Dataset:
#####

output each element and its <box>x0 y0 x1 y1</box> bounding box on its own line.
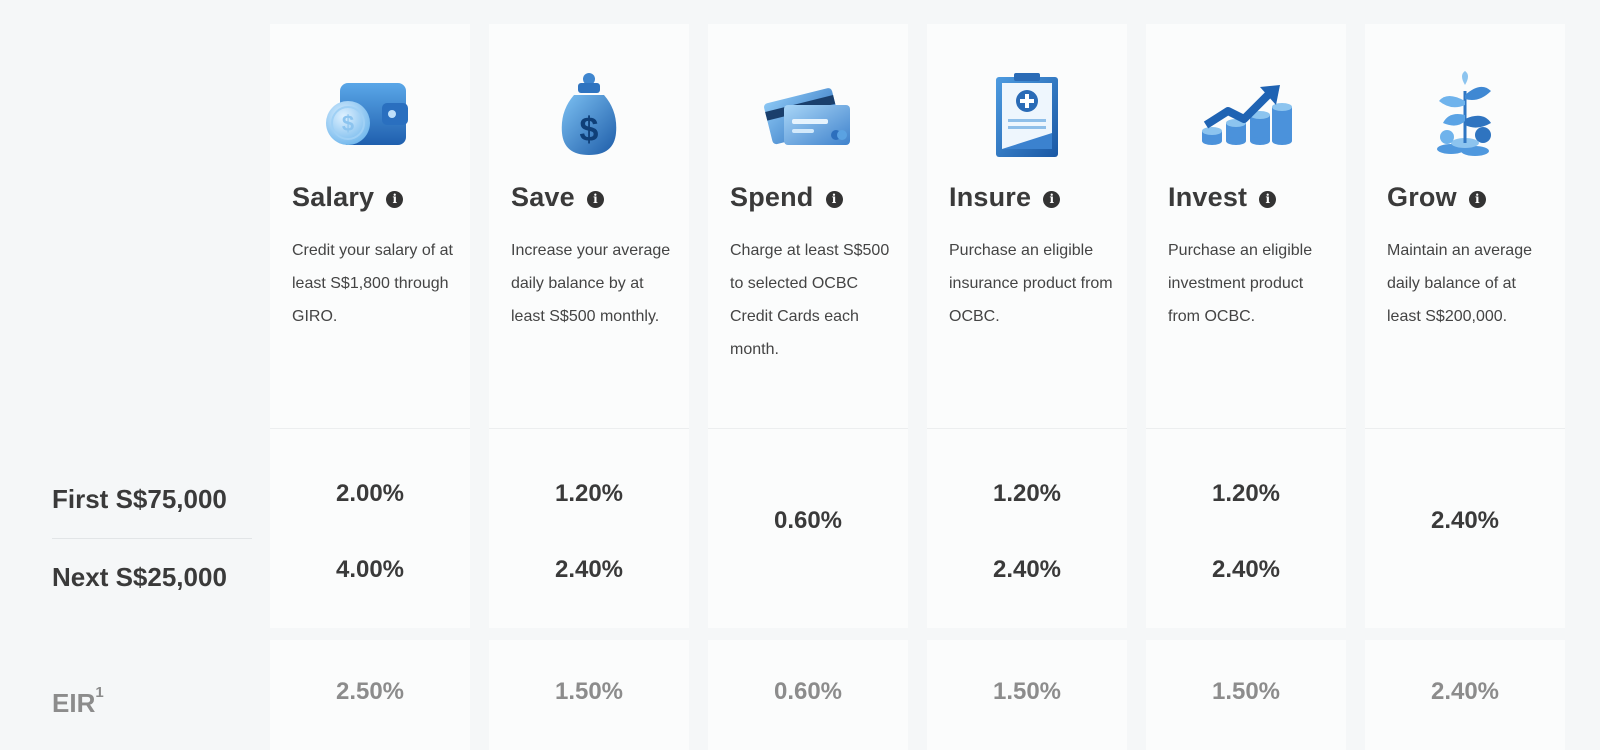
column-description: Purchase an eligible insurance product f… <box>949 242 1113 325</box>
card-salary: $ Salary i Credit your salary of at leas… <box>270 24 470 628</box>
rate-first: 1.20% <box>992 480 1062 507</box>
column-description: Credit your salary of at least S$1,800 t… <box>292 242 453 325</box>
row-label-next: Next S$25,000 <box>52 562 227 592</box>
column-title: Spend <box>730 182 814 212</box>
column-title: Save <box>511 182 575 212</box>
rate-next: 2.40% <box>992 556 1062 583</box>
info-icon[interactable]: i <box>1259 190 1277 208</box>
rate-first: 1.20% <box>554 480 624 507</box>
eir-value: 1.50% <box>992 678 1062 705</box>
eir-card-grow: 2.40% <box>1365 640 1565 750</box>
column-description: Charge at least S$500 to selected OCBC C… <box>730 242 890 358</box>
row-label-eir: EIR1 <box>52 684 104 719</box>
rate-single: 2.40% <box>1430 507 1500 534</box>
column-title: Salary <box>292 182 375 212</box>
column-description: Purchase an eligible investment product … <box>1168 242 1313 325</box>
row-label-first: First S$75,000 <box>52 484 227 514</box>
eir-card-save: 1.50% <box>489 640 689 750</box>
column-description: Maintain an average daily balance of at … <box>1387 242 1532 325</box>
info-icon[interactable]: i <box>386 190 404 208</box>
column-grow: Grow i Maintain an average daily balance… <box>1365 24 1565 628</box>
wallet-icon: $ <box>270 66 470 166</box>
card-spend: Spend i Charge at least S$500 to selecte… <box>708 24 908 628</box>
eir-card-salary: 2.50% <box>270 640 470 750</box>
column-title: Insure <box>949 182 1032 212</box>
eir-label-text: EIR <box>52 688 96 718</box>
insurance-document-icon <box>927 66 1127 166</box>
card-insure: Insure i Purchase an eligible insurance … <box>927 24 1127 628</box>
rate-first: 2.00% <box>335 480 405 507</box>
info-icon[interactable]: i <box>586 190 604 208</box>
rate-first: 1.20% <box>1211 480 1281 507</box>
investment-chart-icon <box>1146 66 1346 166</box>
card-invest: Invest i Purchase an eligible investment… <box>1146 24 1346 628</box>
eir-card-insure: 1.50% <box>927 640 1127 750</box>
column-spend: Spend i Charge at least S$500 to selecte… <box>708 24 908 628</box>
svg-text:$: $ <box>342 111 354 136</box>
eir-value: 1.50% <box>554 678 624 705</box>
column-description: Increase your average daily balance by a… <box>511 242 671 325</box>
column-salary: $ Salary i Credit your salary of at leas… <box>270 24 470 628</box>
plant-coins-icon <box>1365 66 1565 166</box>
column-title: Grow <box>1387 182 1457 212</box>
eir-value: 0.60% <box>773 678 843 705</box>
rate-next: 4.00% <box>335 556 405 583</box>
card-grow: Grow i Maintain an average daily balance… <box>1365 24 1565 628</box>
column-save: $ Save i Increase your average daily bal… <box>489 24 689 628</box>
eir-value: 2.50% <box>335 678 405 705</box>
credit-cards-icon <box>708 66 908 166</box>
info-icon[interactable]: i <box>825 190 843 208</box>
card-save: $ Save i Increase your average daily bal… <box>489 24 689 628</box>
row-label-divider <box>52 538 252 539</box>
info-icon[interactable]: i <box>1043 190 1061 208</box>
svg-text:$: $ <box>580 111 599 149</box>
eir-card-invest: 1.50% <box>1146 640 1346 750</box>
column-title: Invest <box>1168 182 1248 212</box>
money-bag-icon: $ <box>489 66 689 166</box>
column-insure: Insure i Purchase an eligible insurance … <box>927 24 1127 628</box>
rate-next: 2.40% <box>1211 556 1281 583</box>
row-labels: First S$75,000 Next S$25,000 EIR1 <box>52 0 252 745</box>
rate-next: 2.40% <box>554 556 624 583</box>
eir-value: 2.40% <box>1430 678 1500 705</box>
eir-value: 1.50% <box>1211 678 1281 705</box>
eir-card-spend: 0.60% <box>708 640 908 750</box>
column-invest: Invest i Purchase an eligible investment… <box>1146 24 1346 628</box>
rate-single: 0.60% <box>773 507 843 534</box>
info-icon[interactable]: i <box>1468 190 1486 208</box>
eir-footnote-sup[interactable]: 1 <box>95 684 104 701</box>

#####

Work to complete: Repeat the lines between the one holding "column-description: Purchase an eligible insurance" and the one holding "row-label-next: Next S$25,000", inclusive, word for word.

Solution to the problem:
column-description: Purchase an eligible insurance product f… <box>949 242 1113 325</box>
card-salary: $ Salary i Credit your salary of at leas… <box>270 24 470 628</box>
rate-first: 1.20% <box>992 480 1062 507</box>
column-description: Credit your salary of at least S$1,800 t… <box>292 242 453 325</box>
row-label-next: Next S$25,000 <box>52 562 227 592</box>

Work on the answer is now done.